**Stated exercise**
Single out the lines that include the word "name". Copy them.

[Extracts from a graphics dataset]

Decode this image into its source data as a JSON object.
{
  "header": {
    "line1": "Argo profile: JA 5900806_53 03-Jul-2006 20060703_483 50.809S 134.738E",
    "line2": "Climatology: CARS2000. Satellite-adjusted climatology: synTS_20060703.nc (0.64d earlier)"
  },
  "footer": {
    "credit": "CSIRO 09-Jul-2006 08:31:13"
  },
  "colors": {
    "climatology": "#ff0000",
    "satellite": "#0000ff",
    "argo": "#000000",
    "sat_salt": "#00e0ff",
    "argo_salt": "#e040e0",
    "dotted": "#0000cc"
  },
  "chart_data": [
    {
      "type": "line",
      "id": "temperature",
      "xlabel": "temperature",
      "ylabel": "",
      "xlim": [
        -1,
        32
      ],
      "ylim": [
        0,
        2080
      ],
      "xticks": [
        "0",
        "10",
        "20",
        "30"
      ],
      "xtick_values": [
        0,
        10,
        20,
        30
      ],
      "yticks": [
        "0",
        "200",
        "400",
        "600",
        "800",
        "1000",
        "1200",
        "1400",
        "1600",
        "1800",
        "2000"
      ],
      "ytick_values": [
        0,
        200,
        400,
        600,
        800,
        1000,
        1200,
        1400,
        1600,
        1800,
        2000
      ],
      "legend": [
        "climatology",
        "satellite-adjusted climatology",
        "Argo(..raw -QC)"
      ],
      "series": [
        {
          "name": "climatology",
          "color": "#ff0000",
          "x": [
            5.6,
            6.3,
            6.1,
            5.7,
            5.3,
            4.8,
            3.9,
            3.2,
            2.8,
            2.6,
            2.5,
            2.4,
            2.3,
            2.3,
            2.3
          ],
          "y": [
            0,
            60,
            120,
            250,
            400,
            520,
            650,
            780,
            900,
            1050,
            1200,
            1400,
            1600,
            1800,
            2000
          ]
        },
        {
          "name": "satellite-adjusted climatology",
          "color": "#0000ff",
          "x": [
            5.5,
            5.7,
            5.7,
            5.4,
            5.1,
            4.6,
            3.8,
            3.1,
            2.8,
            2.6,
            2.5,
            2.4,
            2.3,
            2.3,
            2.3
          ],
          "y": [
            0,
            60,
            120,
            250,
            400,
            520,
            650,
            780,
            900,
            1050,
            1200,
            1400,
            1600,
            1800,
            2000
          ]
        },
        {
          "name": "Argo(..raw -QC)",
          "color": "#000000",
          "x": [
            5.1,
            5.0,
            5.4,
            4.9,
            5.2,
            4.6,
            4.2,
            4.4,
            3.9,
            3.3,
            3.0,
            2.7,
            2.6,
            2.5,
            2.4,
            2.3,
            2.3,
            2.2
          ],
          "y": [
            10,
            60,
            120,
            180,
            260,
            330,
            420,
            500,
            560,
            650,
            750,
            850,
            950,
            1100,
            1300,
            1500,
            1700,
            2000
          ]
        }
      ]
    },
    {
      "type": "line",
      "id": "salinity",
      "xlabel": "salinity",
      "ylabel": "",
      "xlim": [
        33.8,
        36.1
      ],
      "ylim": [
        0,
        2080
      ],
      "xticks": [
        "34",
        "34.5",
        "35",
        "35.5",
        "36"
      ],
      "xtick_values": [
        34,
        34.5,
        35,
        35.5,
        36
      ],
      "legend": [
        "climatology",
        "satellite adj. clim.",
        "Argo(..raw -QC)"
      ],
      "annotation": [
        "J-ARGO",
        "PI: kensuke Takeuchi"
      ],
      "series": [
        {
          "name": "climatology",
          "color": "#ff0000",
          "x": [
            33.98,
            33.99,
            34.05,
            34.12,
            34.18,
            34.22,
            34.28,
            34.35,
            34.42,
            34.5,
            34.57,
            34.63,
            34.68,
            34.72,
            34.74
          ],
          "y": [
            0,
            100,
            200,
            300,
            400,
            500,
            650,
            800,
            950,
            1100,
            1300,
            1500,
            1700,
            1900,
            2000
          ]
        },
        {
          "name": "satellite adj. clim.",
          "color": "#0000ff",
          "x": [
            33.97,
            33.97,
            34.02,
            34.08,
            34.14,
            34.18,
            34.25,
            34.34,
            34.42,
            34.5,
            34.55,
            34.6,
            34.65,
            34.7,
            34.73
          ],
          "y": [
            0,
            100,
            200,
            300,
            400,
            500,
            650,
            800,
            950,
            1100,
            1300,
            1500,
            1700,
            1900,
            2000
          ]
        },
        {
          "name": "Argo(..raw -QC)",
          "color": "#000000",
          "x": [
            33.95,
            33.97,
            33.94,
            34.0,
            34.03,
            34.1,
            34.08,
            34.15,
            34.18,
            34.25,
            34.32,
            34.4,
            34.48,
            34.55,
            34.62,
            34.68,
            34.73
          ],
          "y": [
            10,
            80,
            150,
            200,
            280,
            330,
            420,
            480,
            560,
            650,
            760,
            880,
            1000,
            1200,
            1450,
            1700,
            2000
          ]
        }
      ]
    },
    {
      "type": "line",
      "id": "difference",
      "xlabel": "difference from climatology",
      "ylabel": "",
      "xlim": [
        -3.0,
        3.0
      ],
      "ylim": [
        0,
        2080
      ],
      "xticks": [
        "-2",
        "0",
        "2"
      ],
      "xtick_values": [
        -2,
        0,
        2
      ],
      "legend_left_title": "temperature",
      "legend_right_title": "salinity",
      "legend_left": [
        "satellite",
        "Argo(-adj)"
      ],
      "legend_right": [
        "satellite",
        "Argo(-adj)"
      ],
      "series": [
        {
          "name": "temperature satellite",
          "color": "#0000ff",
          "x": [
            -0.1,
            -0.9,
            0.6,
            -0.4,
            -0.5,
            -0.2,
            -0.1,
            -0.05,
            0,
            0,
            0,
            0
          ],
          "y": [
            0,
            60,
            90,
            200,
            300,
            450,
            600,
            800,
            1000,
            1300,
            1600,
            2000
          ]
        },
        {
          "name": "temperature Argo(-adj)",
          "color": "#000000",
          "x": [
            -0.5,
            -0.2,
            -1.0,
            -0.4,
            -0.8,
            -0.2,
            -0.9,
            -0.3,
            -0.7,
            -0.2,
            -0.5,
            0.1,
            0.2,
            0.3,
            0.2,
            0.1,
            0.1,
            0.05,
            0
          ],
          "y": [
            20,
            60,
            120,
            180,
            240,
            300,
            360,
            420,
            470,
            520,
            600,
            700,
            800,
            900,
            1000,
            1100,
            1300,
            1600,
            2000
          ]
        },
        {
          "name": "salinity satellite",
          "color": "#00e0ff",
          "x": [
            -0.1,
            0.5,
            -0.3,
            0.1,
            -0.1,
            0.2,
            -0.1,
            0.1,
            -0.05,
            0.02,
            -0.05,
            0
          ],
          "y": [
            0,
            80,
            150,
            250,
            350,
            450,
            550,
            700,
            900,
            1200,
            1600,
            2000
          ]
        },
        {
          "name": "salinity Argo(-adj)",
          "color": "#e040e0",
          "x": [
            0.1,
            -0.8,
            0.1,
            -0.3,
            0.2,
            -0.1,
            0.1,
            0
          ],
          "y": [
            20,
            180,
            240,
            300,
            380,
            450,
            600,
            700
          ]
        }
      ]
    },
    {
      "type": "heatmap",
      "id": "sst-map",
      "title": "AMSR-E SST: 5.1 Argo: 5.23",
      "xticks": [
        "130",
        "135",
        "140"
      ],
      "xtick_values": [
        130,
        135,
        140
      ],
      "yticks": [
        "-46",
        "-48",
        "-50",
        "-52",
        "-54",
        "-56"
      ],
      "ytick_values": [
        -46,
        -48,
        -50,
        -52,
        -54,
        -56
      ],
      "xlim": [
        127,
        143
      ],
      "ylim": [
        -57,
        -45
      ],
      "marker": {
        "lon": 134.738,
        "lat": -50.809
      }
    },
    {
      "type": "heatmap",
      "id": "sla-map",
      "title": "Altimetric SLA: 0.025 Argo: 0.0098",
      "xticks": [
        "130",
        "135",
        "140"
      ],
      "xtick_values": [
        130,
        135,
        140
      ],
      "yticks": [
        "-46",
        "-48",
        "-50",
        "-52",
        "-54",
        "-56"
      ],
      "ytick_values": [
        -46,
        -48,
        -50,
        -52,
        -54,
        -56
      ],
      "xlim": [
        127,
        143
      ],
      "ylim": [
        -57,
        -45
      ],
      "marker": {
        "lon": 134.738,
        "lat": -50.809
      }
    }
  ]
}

**Complete output**
          "name": "climatology",
          "name": "satellite-adjusted climatology",
          "name": "Argo(..raw -QC)",
          "name": "climatology",
          "name": "satellite adj. clim.",
          "name": "Argo(..raw -QC)",
          "name": "temperature satellite",
          "name": "temperature Argo(-adj)",
          "name": "salinity satellite",
          "name": "salinity Argo(-adj)",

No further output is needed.